▸ **Problem description**:
The data must be written out once more, precisely as given.

(Stored data)
--- BEGIN ---

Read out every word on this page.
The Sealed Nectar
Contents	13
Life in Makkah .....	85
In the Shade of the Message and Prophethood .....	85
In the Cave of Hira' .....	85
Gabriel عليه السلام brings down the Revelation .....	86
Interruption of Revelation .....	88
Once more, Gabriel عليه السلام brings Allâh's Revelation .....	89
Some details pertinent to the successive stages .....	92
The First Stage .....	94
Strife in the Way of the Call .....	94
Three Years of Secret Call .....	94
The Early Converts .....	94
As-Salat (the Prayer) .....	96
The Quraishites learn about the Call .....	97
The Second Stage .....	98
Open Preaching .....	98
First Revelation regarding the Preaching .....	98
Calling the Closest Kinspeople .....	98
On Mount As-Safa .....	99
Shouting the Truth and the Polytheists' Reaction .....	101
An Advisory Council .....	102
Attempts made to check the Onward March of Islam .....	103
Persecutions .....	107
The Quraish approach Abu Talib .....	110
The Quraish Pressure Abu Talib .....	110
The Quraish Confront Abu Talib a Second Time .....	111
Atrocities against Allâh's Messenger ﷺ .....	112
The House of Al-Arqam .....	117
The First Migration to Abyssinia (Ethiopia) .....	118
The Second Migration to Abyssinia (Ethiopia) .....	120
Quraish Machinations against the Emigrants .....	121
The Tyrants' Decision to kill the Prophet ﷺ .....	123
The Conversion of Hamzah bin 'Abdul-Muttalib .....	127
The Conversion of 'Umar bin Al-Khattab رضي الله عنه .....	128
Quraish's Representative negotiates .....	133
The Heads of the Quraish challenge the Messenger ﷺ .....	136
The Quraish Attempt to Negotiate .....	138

--- END ---

▸ **Written reply**:
Read out every word on this page.
The Sealed Nectar
Contents	13
Life in Makkah .....	85
In the Shade of the Message and Prophethood .....	85
In the Cave of Hira' .....	85
Gabriel عليه السلام brings down the Revelation .....	86
Interruption of Revelation .....	88
Once more, Gabriel عليه السلام brings Allâh's Revelation .....	89
Some details pertinent to the successive stages .....	92
The First Stage .....	94
Strife in the Way of the Call .....	94
Three Years of Secret Call .....	94
The Early Converts .....	94
As-Salat (the Prayer) .....	96
The Quraishites learn about the Call .....	97
The Second Stage .....	98
Open Preaching .....	98
First Revelation regarding the Preaching .....	98
Calling the Closest Kinspeople .....	98
On Mount As-Safa .....	99
Shouting the Truth and the Polytheists' Reaction .....	101
An Advisory Council .....	102
Attempts made to check the Onward March of Islam .....	103
Persecutions .....	107
The Quraish approach Abu Talib .....	110
The Quraish Pressure Abu Talib .....	110
The Quraish Confront Abu Talib a Second Time .....	111
Atrocities against Allâh's Messenger ﷺ .....	112
The House of Al-Arqam .....	117
The First Migration to Abyssinia (Ethiopia) .....	118
The Second Migration to Abyssinia (Ethiopia) .....	120
Quraish Machinations against the Emigrants .....	121
The Tyrants' Decision to kill the Prophet ﷺ .....	123
The Conversion of Hamzah bin 'Abdul-Muttalib .....	127
The Conversion of 'Umar bin Al-Khattab رضي الله عنه .....	128
Quraish's Representative negotiates .....	133
The Heads of the Quraish challenge the Messenger ﷺ .....	136
The Quraish Attempt to Negotiate .....	138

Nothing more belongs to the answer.